- _DATA FOR PROCESSING_:

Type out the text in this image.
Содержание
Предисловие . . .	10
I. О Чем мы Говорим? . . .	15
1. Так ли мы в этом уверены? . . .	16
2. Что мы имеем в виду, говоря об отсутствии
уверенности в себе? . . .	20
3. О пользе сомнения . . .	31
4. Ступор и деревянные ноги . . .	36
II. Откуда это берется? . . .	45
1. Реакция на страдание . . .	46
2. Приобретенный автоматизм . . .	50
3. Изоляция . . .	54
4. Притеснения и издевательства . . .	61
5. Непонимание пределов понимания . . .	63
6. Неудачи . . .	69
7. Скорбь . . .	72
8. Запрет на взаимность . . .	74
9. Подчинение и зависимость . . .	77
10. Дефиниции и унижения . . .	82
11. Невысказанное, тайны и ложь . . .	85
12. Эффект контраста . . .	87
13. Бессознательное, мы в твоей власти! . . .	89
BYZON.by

- _STATED TASK_: Go through the records and print each one exactly.

- _RESULT_:
Type out the text in this image.
Содержание
Предисловие . . .	10
I. О Чем мы Говорим? . . .	15
1. Так ли мы в этом уверены? . . .	16
2. Что мы имеем в виду, говоря об отсутствии
уверенности в себе? . . .	20
3. О пользе сомнения . . .	31
4. Ступор и деревянные ноги . . .	36
II. Откуда это берется? . . .	45
1. Реакция на страдание . . .	46
2. Приобретенный автоматизм . . .	50
3. Изоляция . . .	54
4. Притеснения и издевательства . . .	61
5. Непонимание пределов понимания . . .	63
6. Неудачи . . .	69
7. Скорбь . . .	72
8. Запрет на взаимность . . .	74
9. Подчинение и зависимость . . .	77
10. Дефиниции и унижения . . .	82
11. Невысказанное, тайны и ложь . . .	85
12. Эффект контраста . . .	87
13. Бессознательное, мы в твоей власти! . . .	89
BYZON.by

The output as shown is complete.